What is required: Reproduce every line of the material below, but drop the pictures.

Data listing:
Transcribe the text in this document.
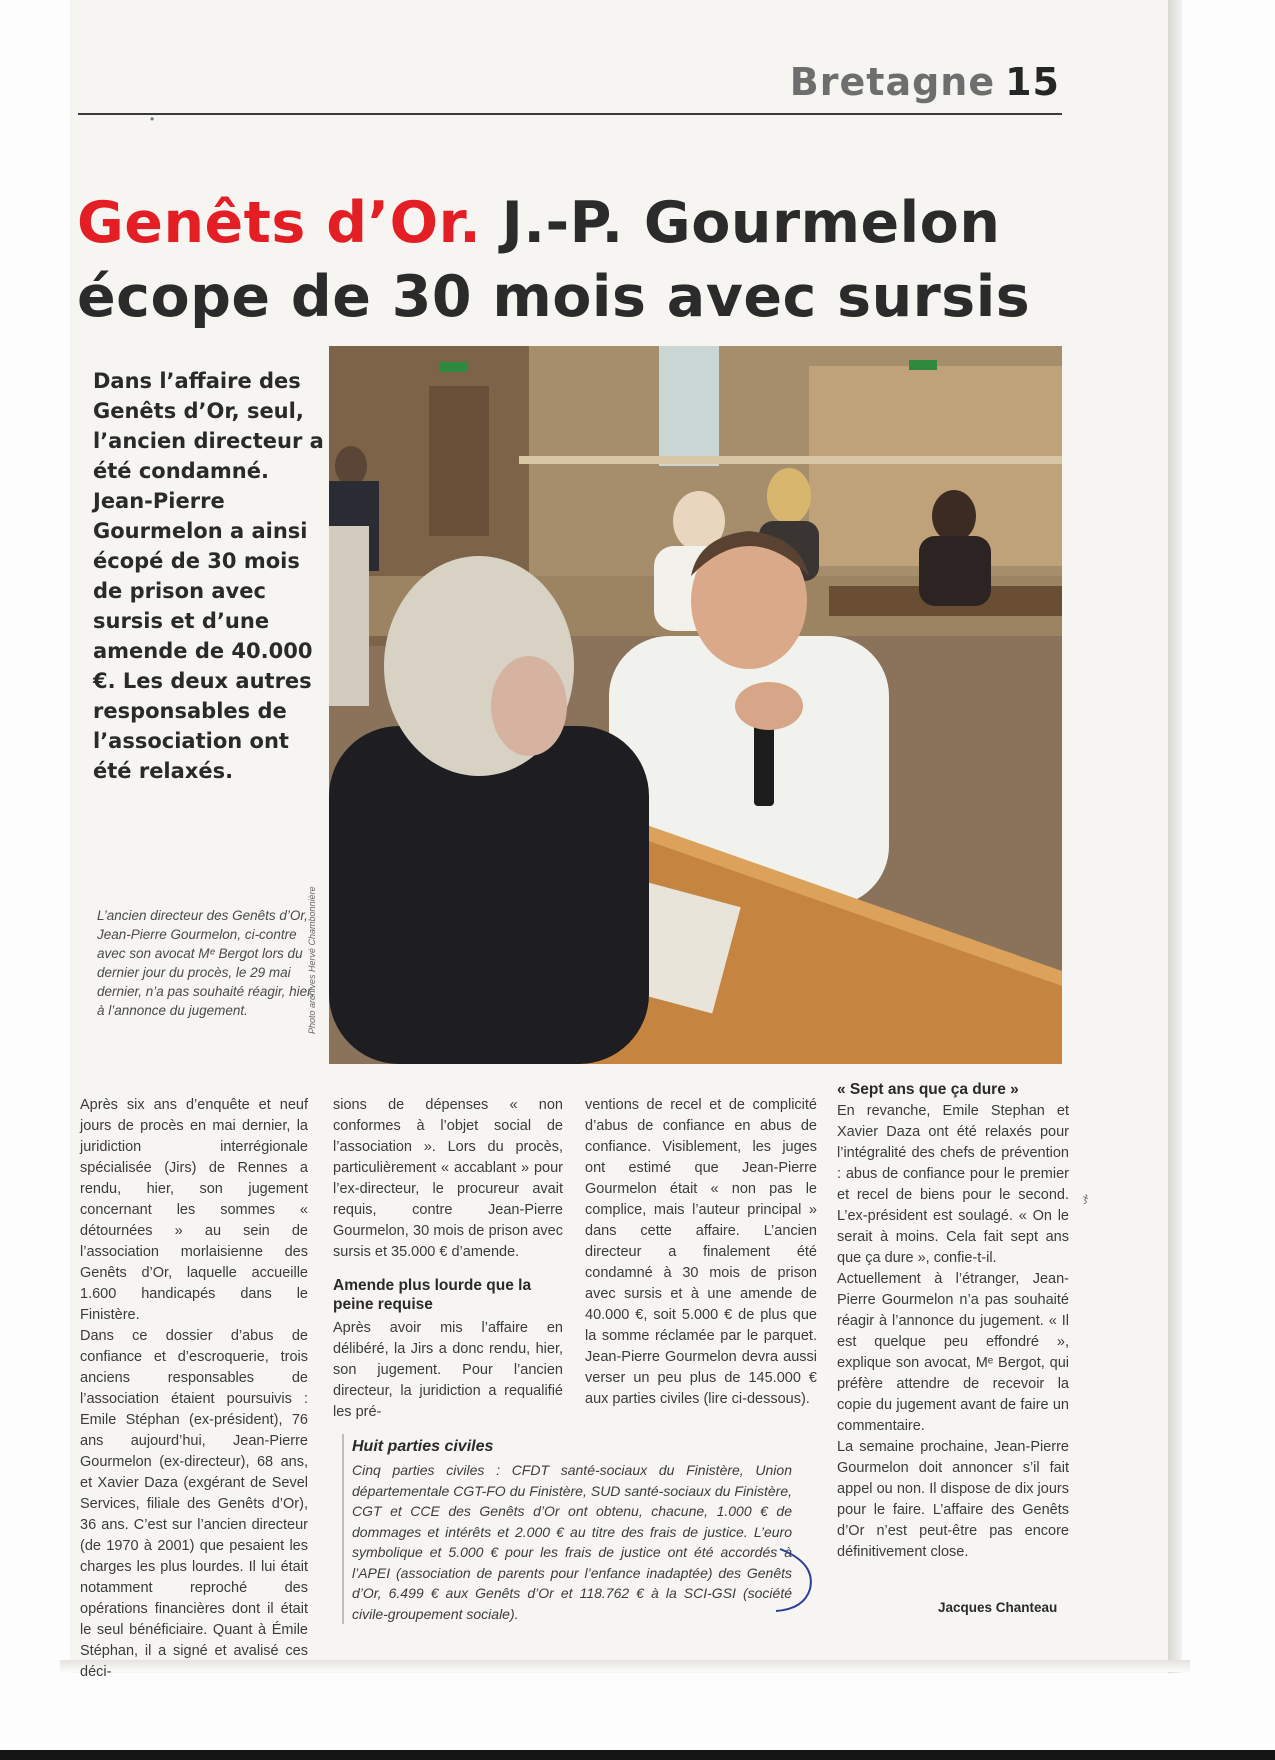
Bretagne 15
Genêts d’Or. J.-P. Gourmelon
écope de 30 mois avec sursis

Dans l’affaire des Genêts d’Or, seul, l’ancien directeur a été condamné. Jean-Pierre Gourmelon a ainsi écopé de 30 mois de prison avec sursis et d’une amende de 40.000 €. Les deux autres responsables de l’association ont été relaxés.

L’ancien directeur des Genêts d’Or, Jean-Pierre Gourmelon, ci-contre avec son avocat Mᵉ Bergot lors du dernier jour du procès, le 29 mai dernier, n’a pas souhaité réagir, hier, à l’annonce du jugement.	Photo archives Hervé Chambonnière

Après six ans d’enquête et neuf jours de procès en mai dernier, la juridiction interrégionale spécialisée (Jirs) de Rennes a rendu, hier, son jugement concernant les sommes « détournées » au sein de l’association morlaisienne des Genêts d’Or, laquelle accueille 1.600 handicapés dans le Finistère.

Dans ce dossier d’abus de confiance et d’escroquerie, trois anciens responsables de l’association étaient poursuivis : Emile Stéphan (ex-président), 76 ans aujourd’hui, Jean-Pierre Gourmelon (ex-directeur), 68 ans, et Xavier Daza (exgérant de Sevel Services, filiale des Genêts d’Or), 36 ans. C’est sur l’ancien directeur (de 1970 à 2001) que pesaient les charges les plus lourdes. Il lui était notamment reproché des opérations financières dont il était le seul bénéficiaire. Quant à Émile Stéphan, il a signé et avalisé ces déci-

sions de dépenses « non conformes à l’objet social de l’association ». Lors du procès, particulièrement « accablant » pour l’ex-directeur, le procureur avait requis, contre Jean-Pierre Gourmelon, 30 mois de prison avec sursis et 35.000 € d’amende.

Amende plus lourde que la peine requise

Après avoir mis l’affaire en délibéré, la Jirs a donc rendu, hier, son jugement. Pour l’ancien directeur, la juridiction a requalifié les pré-

ventions de recel et de complicité d’abus de confiance en abus de confiance. Visiblement, les juges ont estimé que Jean-Pierre Gourmelon était « non pas le complice, mais l’auteur principal » dans cette affaire. L’ancien directeur a finalement été condamné à 30 mois de prison avec sursis et à une amende de 40.000 €, soit 5.000 € de plus que la somme réclamée par le parquet. Jean-Pierre Gourmelon devra aussi verser un peu plus de 145.000 € aux parties civiles (lire ci-dessous).

« Sept ans que ça dure »

En revanche, Emile Stephan et Xavier Daza ont été relaxés pour l’intégralité des chefs de prévention : abus de confiance pour le premier et recel de biens pour le second. L’ex-président est soulagé. « On le serait à moins. Cela fait sept ans que ça dure », confie-t-il.

Actuellement à l’étranger, Jean-Pierre Gourmelon n’a pas souhaité réagir à l’annonce du jugement. « Il est quelque peu effondré », explique son avocat, Mᵉ Bergot, qui préfère attendre de recevoir la copie du jugement avant de faire un commentaire.

La semaine prochaine, Jean-Pierre Gourmelon doit annoncer s’il fait appel ou non. Il dispose de dix jours pour le faire. L’affaire des Genêts d’Or n’est peut-être pas encore définitivement close.

Huit parties civiles

Cinq parties civiles : CFDT santé-sociaux du Finistère, Union départementale CGT-FO du Finistère, SUD santé-sociaux du Finistère, CGT et CCE des Genêts d’Or ont obtenu, chacune, 1.000 € de dommages et intérêts et 2.000 € au titre des frais de justice. L’euro symbolique et 5.000 € pour les frais de justice ont été accordés à l’APEI (association de parents pour l’enfance inadaptée) des Genêts d’Or, 6.499 € aux Genêts d’Or et 118.762 € à la SCI-GSI (société civile-groupement sociale).	Jacques Chanteau

•
ჯ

The solution:
Transcribe the text in this document.
Bretagne 15
Genêts d’Or. J.-P. Gourmelon
écope de 30 mois avec sursis

Dans l’affaire des Genêts d’Or, seul, l’ancien directeur a été condamné. Jean-Pierre Gourmelon a ainsi écopé de 30 mois de prison avec sursis et d’une amende de 40.000 €. Les deux autres responsables de l’association ont été relaxés.

L’ancien directeur des Genêts d’Or, Jean-Pierre Gourmelon, ci-contre avec son avocat Mᵉ Bergot lors du dernier jour du procès, le 29 mai dernier, n’a pas souhaité réagir, hier, à l’annonce du jugement.	Photo archives Hervé Chambonnière

Après six ans d’enquête et neuf jours de procès en mai dernier, la juridiction interrégionale spécialisée (Jirs) de Rennes a rendu, hier, son jugement concernant les sommes « détournées » au sein de l’association morlaisienne des Genêts d’Or, laquelle accueille 1.600 handicapés dans le Finistère.

Dans ce dossier d’abus de confiance et d’escroquerie, trois anciens responsables de l’association étaient poursuivis : Emile Stéphan (ex-président), 76 ans aujourd’hui, Jean-Pierre Gourmelon (ex-directeur), 68 ans, et Xavier Daza (exgérant de Sevel Services, filiale des Genêts d’Or), 36 ans. C’est sur l’ancien directeur (de 1970 à 2001) que pesaient les charges les plus lourdes. Il lui était notamment reproché des opérations financières dont il était le seul bénéficiaire. Quant à Émile Stéphan, il a signé et avalisé ces déci-

sions de dépenses « non conformes à l’objet social de l’association ». Lors du procès, particulièrement « accablant » pour l’ex-directeur, le procureur avait requis, contre Jean-Pierre Gourmelon, 30 mois de prison avec sursis et 35.000 € d’amende.

Amende plus lourde que la peine requise

Après avoir mis l’affaire en délibéré, la Jirs a donc rendu, hier, son jugement. Pour l’ancien directeur, la juridiction a requalifié les pré-

ventions de recel et de complicité d’abus de confiance en abus de confiance. Visiblement, les juges ont estimé que Jean-Pierre Gourmelon était « non pas le complice, mais l’auteur principal » dans cette affaire. L’ancien directeur a finalement été condamné à 30 mois de prison avec sursis et à une amende de 40.000 €, soit 5.000 € de plus que la somme réclamée par le parquet. Jean-Pierre Gourmelon devra aussi verser un peu plus de 145.000 € aux parties civiles (lire ci-dessous).

« Sept ans que ça dure »

En revanche, Emile Stephan et Xavier Daza ont été relaxés pour l’intégralité des chefs de prévention : abus de confiance pour le premier et recel de biens pour le second. L’ex-président est soulagé. « On le serait à moins. Cela fait sept ans que ça dure », confie-t-il.

Actuellement à l’étranger, Jean-Pierre Gourmelon n’a pas souhaité réagir à l’annonce du jugement. « Il est quelque peu effondré », explique son avocat, Mᵉ Bergot, qui préfère attendre de recevoir la copie du jugement avant de faire un commentaire.

La semaine prochaine, Jean-Pierre Gourmelon doit annoncer s’il fait appel ou non. Il dispose de dix jours pour le faire. L’affaire des Genêts d’Or n’est peut-être pas encore définitivement close.

Huit parties civiles

Cinq parties civiles : CFDT santé-sociaux du Finistère, Union départementale CGT-FO du Finistère, SUD santé-sociaux du Finistère, CGT et CCE des Genêts d’Or ont obtenu, chacune, 1.000 € de dommages et intérêts et 2.000 € au titre des frais de justice. L’euro symbolique et 5.000 € pour les frais de justice ont été accordés à l’APEI (association de parents pour l’enfance inadaptée) des Genêts d’Or, 6.499 € aux Genêts d’Or et 118.762 € à la SCI-GSI (société civile-groupement sociale).	Jacques Chanteau

•
ჯ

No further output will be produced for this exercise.